> _Description of the task_
Restate the records that follow word for word; no pictures should appear.

> _Dataset entries_
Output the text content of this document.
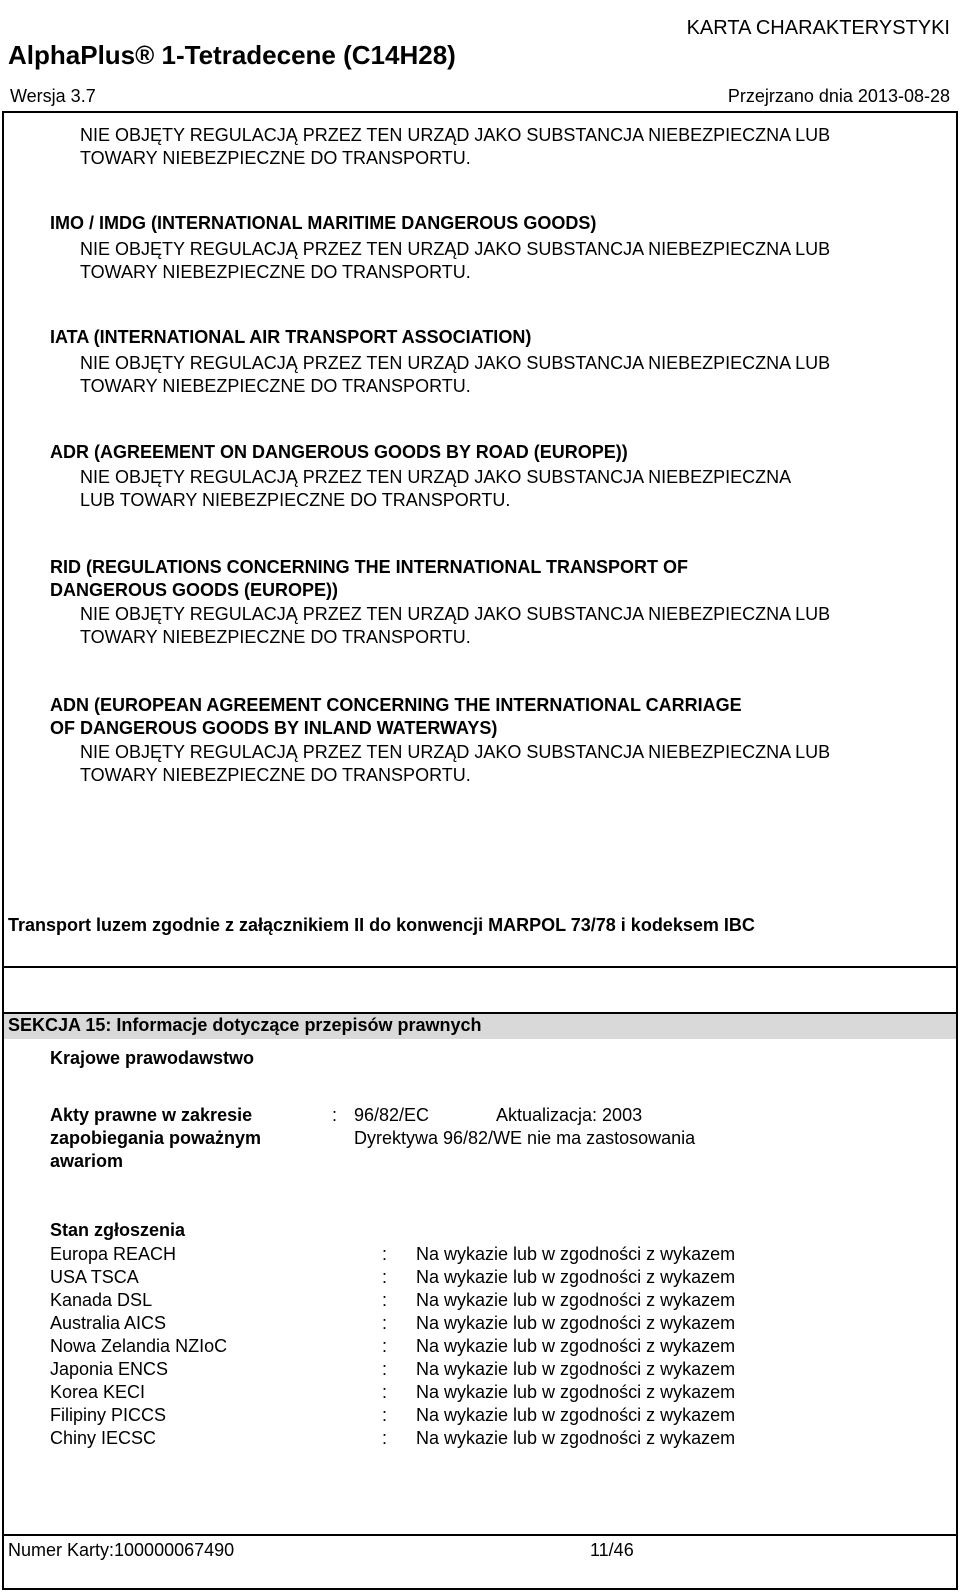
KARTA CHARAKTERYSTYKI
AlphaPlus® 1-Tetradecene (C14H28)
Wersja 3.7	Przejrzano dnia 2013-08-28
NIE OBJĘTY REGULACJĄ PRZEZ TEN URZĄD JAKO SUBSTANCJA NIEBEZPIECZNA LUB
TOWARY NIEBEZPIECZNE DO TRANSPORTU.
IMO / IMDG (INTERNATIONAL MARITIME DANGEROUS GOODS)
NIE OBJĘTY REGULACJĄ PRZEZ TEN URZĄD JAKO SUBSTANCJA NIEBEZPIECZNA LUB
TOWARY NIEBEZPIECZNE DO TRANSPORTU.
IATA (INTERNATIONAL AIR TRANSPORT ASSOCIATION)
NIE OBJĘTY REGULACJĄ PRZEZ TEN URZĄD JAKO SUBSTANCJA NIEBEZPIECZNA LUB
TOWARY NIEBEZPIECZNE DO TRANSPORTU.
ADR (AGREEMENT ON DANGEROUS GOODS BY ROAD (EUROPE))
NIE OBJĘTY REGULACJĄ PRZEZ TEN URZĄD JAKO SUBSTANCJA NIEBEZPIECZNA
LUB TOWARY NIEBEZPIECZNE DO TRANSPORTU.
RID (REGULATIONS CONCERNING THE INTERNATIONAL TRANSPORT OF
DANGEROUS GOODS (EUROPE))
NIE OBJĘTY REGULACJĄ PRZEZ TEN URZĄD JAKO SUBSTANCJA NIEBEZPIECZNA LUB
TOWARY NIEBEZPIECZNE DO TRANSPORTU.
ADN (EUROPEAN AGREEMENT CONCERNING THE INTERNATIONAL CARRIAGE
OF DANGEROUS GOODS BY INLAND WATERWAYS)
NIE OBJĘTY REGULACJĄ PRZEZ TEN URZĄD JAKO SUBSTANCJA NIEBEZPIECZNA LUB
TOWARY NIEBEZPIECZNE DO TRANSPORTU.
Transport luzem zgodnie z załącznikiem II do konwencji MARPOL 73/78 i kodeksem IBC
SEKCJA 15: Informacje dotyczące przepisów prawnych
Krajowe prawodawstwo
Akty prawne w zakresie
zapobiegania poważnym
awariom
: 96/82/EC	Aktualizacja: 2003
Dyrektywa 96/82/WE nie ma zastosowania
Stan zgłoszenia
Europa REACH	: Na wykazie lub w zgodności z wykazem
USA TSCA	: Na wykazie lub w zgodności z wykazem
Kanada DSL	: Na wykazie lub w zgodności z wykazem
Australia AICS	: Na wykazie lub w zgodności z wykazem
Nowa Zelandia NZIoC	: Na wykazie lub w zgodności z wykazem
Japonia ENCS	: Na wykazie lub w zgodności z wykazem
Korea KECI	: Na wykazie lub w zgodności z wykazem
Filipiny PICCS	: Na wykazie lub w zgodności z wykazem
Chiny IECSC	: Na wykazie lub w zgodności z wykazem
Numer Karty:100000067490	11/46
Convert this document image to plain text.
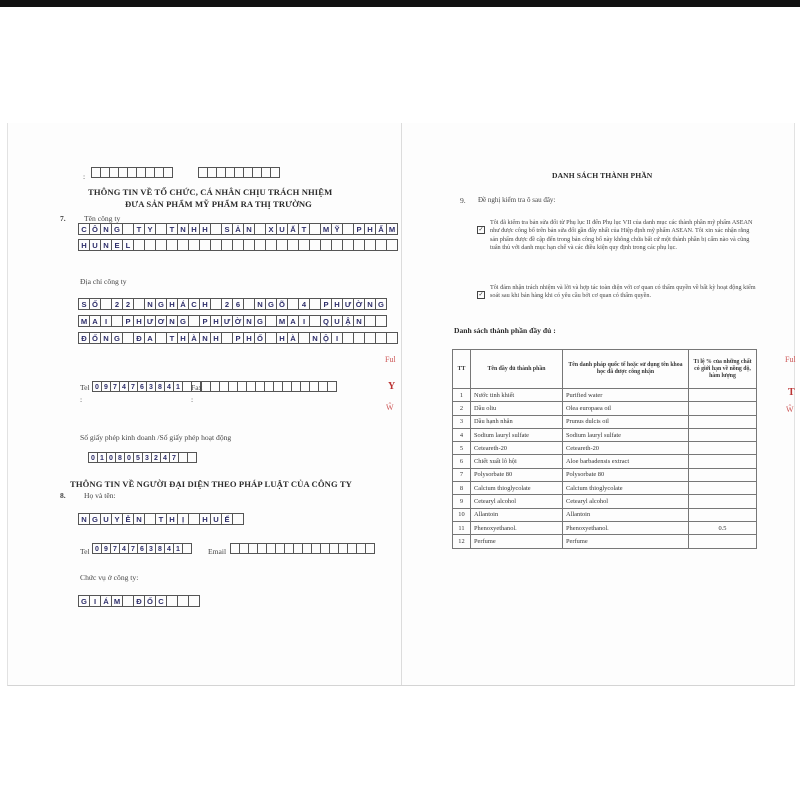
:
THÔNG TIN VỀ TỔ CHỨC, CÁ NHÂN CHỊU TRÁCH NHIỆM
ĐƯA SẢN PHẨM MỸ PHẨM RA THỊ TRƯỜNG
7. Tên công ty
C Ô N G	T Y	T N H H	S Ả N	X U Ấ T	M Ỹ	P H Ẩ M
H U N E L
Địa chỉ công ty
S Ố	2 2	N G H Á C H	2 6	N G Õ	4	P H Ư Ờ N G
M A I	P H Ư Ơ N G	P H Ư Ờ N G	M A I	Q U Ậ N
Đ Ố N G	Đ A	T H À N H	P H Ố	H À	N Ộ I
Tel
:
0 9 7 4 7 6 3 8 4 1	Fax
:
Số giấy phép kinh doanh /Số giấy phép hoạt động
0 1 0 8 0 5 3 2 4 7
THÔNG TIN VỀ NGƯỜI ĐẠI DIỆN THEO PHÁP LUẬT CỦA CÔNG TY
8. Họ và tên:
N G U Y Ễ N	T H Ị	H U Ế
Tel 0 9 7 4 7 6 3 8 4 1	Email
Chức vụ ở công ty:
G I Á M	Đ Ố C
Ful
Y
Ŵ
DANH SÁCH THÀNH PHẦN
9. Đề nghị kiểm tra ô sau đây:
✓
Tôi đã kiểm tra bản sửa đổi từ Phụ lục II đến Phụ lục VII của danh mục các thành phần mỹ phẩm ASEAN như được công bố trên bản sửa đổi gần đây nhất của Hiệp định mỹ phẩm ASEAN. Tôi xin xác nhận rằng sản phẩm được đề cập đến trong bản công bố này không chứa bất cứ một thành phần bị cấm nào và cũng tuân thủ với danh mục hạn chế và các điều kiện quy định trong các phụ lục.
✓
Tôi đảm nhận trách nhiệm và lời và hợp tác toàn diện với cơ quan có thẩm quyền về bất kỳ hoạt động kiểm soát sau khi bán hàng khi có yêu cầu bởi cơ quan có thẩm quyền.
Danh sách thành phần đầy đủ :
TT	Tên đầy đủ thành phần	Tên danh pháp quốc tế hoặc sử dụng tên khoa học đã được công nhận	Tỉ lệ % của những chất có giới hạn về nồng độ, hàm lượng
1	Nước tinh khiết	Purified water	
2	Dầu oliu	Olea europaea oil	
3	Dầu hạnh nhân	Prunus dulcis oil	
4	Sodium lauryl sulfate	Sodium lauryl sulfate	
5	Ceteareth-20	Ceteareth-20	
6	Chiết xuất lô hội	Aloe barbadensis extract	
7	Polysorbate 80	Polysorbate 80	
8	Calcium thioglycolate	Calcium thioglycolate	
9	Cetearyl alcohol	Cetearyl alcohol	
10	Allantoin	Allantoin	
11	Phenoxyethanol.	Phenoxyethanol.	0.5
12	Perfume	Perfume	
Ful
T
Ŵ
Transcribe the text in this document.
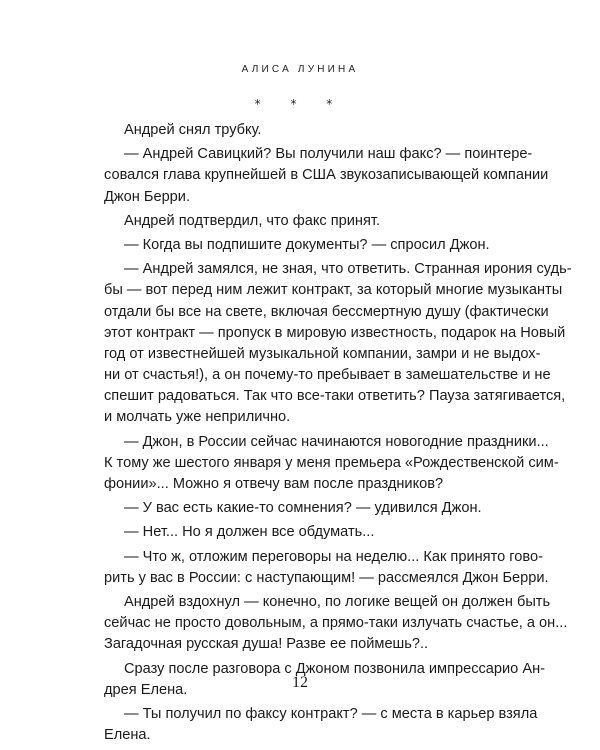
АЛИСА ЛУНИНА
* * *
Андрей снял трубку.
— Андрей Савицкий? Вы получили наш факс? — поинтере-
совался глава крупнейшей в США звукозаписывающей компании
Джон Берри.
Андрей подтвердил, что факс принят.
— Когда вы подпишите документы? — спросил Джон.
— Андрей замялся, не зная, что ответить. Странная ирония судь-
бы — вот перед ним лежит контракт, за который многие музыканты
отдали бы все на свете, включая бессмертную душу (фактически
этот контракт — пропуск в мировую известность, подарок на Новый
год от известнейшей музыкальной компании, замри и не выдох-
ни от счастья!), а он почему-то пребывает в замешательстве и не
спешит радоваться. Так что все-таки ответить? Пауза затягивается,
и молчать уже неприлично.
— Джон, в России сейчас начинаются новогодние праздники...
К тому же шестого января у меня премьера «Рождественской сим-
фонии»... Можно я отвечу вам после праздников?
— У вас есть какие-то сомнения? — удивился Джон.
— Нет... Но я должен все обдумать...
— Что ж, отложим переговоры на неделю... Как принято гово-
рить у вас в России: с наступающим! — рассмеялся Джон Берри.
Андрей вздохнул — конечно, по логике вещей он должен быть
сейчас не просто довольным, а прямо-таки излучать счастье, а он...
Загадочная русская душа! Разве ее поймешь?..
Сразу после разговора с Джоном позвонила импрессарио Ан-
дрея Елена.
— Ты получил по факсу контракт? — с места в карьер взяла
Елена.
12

> _Completed exercise_
Output the text content of this document.
KARTA CHARAKTERYSTYKI
AlphaPlus® 1-Tetradecene (C14H28)
Wersja 3.7	Przejrzano dnia 2013-08-28
NIE OBJĘTY REGULACJĄ PRZEZ TEN URZĄD JAKO SUBSTANCJA NIEBEZPIECZNA LUB
TOWARY NIEBEZPIECZNE DO TRANSPORTU.
IMO / IMDG (INTERNATIONAL MARITIME DANGEROUS GOODS)
NIE OBJĘTY REGULACJĄ PRZEZ TEN URZĄD JAKO SUBSTANCJA NIEBEZPIECZNA LUB
TOWARY NIEBEZPIECZNE DO TRANSPORTU.
IATA (INTERNATIONAL AIR TRANSPORT ASSOCIATION)
NIE OBJĘTY REGULACJĄ PRZEZ TEN URZĄD JAKO SUBSTANCJA NIEBEZPIECZNA LUB
TOWARY NIEBEZPIECZNE DO TRANSPORTU.
ADR (AGREEMENT ON DANGEROUS GOODS BY ROAD (EUROPE))
NIE OBJĘTY REGULACJĄ PRZEZ TEN URZĄD JAKO SUBSTANCJA NIEBEZPIECZNA
LUB TOWARY NIEBEZPIECZNE DO TRANSPORTU.
RID (REGULATIONS CONCERNING THE INTERNATIONAL TRANSPORT OF
DANGEROUS GOODS (EUROPE))
NIE OBJĘTY REGULACJĄ PRZEZ TEN URZĄD JAKO SUBSTANCJA NIEBEZPIECZNA LUB
TOWARY NIEBEZPIECZNE DO TRANSPORTU.
ADN (EUROPEAN AGREEMENT CONCERNING THE INTERNATIONAL CARRIAGE
OF DANGEROUS GOODS BY INLAND WATERWAYS)
NIE OBJĘTY REGULACJĄ PRZEZ TEN URZĄD JAKO SUBSTANCJA NIEBEZPIECZNA LUB
TOWARY NIEBEZPIECZNE DO TRANSPORTU.
Transport luzem zgodnie z załącznikiem II do konwencji MARPOL 73/78 i kodeksem IBC
SEKCJA 15: Informacje dotyczące przepisów prawnych
Krajowe prawodawstwo
Akty prawne w zakresie
zapobiegania poważnym
awariom
: 96/82/EC	Aktualizacja: 2003
Dyrektywa 96/82/WE nie ma zastosowania
Stan zgłoszenia
Europa REACH	: Na wykazie lub w zgodności z wykazem
USA TSCA	: Na wykazie lub w zgodności z wykazem
Kanada DSL	: Na wykazie lub w zgodności z wykazem
Australia AICS	: Na wykazie lub w zgodności z wykazem
Nowa Zelandia NZIoC	: Na wykazie lub w zgodności z wykazem
Japonia ENCS	: Na wykazie lub w zgodności z wykazem
Korea KECI	: Na wykazie lub w zgodności z wykazem
Filipiny PICCS	: Na wykazie lub w zgodności z wykazem
Chiny IECSC	: Na wykazie lub w zgodności z wykazem
Numer Karty:100000067490	11/46
Convert this document image to plain text.
:
THÔNG TIN VỀ TỔ CHỨC, CÁ NHÂN CHỊU TRÁCH NHIỆM
ĐƯA SẢN PHẨM MỸ PHẨM RA THỊ TRƯỜNG
7. Tên công ty
C Ô N G	T Y	T N H H	S Ả N	X U Ấ T	M Ỹ	P H Ẩ M
H U N E L
Địa chỉ công ty
S Ố	2 2	N G H Á C H	2 6	N G Õ	4	P H Ư Ờ N G
M A I	P H Ư Ơ N G	P H Ư Ờ N G	M A I	Q U Ậ N
Đ Ố N G	Đ A	T H À N H	P H Ố	H À	N Ộ I
Tel
:
0 9 7 4 7 6 3 8 4 1	Fax
:
Số giấy phép kinh doanh /Số giấy phép hoạt động
0 1 0 8 0 5 3 2 4 7
THÔNG TIN VỀ NGƯỜI ĐẠI DIỆN THEO PHÁP LUẬT CỦA CÔNG TY
8. Họ và tên:
N G U Y Ễ N	T H Ị	H U Ế
Tel 0 9 7 4 7 6 3 8 4 1	Email
Chức vụ ở công ty:
G I Á M	Đ Ố C
Ful
Y
Ŵ
DANH SÁCH THÀNH PHẦN
9. Đề nghị kiểm tra ô sau đây:
✓
Tôi đã kiểm tra bản sửa đổi từ Phụ lục II đến Phụ lục VII của danh mục các thành phần mỹ phẩm ASEAN như được công bố trên bản sửa đổi gần đây nhất của Hiệp định mỹ phẩm ASEAN. Tôi xin xác nhận rằng sản phẩm được đề cập đến trong bản công bố này không chứa bất cứ một thành phần bị cấm nào và cũng tuân thủ với danh mục hạn chế và các điều kiện quy định trong các phụ lục.
✓
Tôi đảm nhận trách nhiệm và lời và hợp tác toàn diện với cơ quan có thẩm quyền về bất kỳ hoạt động kiểm soát sau khi bán hàng khi có yêu cầu bởi cơ quan có thẩm quyền.
Danh sách thành phần đầy đủ :
TT	Tên đầy đủ thành phần	Tên danh pháp quốc tế hoặc sử dụng tên khoa học đã được công nhận	Tỉ lệ % của những chất có giới hạn về nồng độ, hàm lượng
1	Nước tinh khiết	Purified water	
2	Dầu oliu	Olea europaea oil	
3	Dầu hạnh nhân	Prunus dulcis oil	
4	Sodium lauryl sulfate	Sodium lauryl sulfate	
5	Ceteareth-20	Ceteareth-20	
6	Chiết xuất lô hội	Aloe barbadensis extract	
7	Polysorbate 80	Polysorbate 80	
8	Calcium thioglycolate	Calcium thioglycolate	
9	Cetearyl alcohol	Cetearyl alcohol	
10	Allantoin	Allantoin	
11	Phenoxyethanol.	Phenoxyethanol.	0.5
12	Perfume	Perfume	
Ful
T
Ŵ
Transcribe the text in this document.
АЛИСА ЛУНИНА
* * *
Андрей снял трубку.
— Андрей Савицкий? Вы получили наш факс? — поинтере-
совался глава крупнейшей в США звукозаписывающей компании
Джон Берри.
Андрей подтвердил, что факс принят.
— Когда вы подпишите документы? — спросил Джон.
— Андрей замялся, не зная, что ответить. Странная ирония судь-
бы — вот перед ним лежит контракт, за который многие музыканты
отдали бы все на свете, включая бессмертную душу (фактически
этот контракт — пропуск в мировую известность, подарок на Новый
год от известнейшей музыкальной компании, замри и не выдох-
ни от счастья!), а он почему-то пребывает в замешательстве и не
спешит радоваться. Так что все-таки ответить? Пауза затягивается,
и молчать уже неприлично.
— Джон, в России сейчас начинаются новогодние праздники...
К тому же шестого января у меня премьера «Рождественской сим-
фонии»... Можно я отвечу вам после праздников?
— У вас есть какие-то сомнения? — удивился Джон.
— Нет... Но я должен все обдумать...
— Что ж, отложим переговоры на неделю... Как принято гово-
рить у вас в России: с наступающим! — рассмеялся Джон Берри.
Андрей вздохнул — конечно, по логике вещей он должен быть
сейчас не просто довольным, а прямо-таки излучать счастье, а он...
Загадочная русская душа! Разве ее поймешь?..
Сразу после разговора с Джоном позвонила импрессарио Ан-
дрея Елена.
— Ты получил по факсу контракт? — с места в карьер взяла
Елена.
12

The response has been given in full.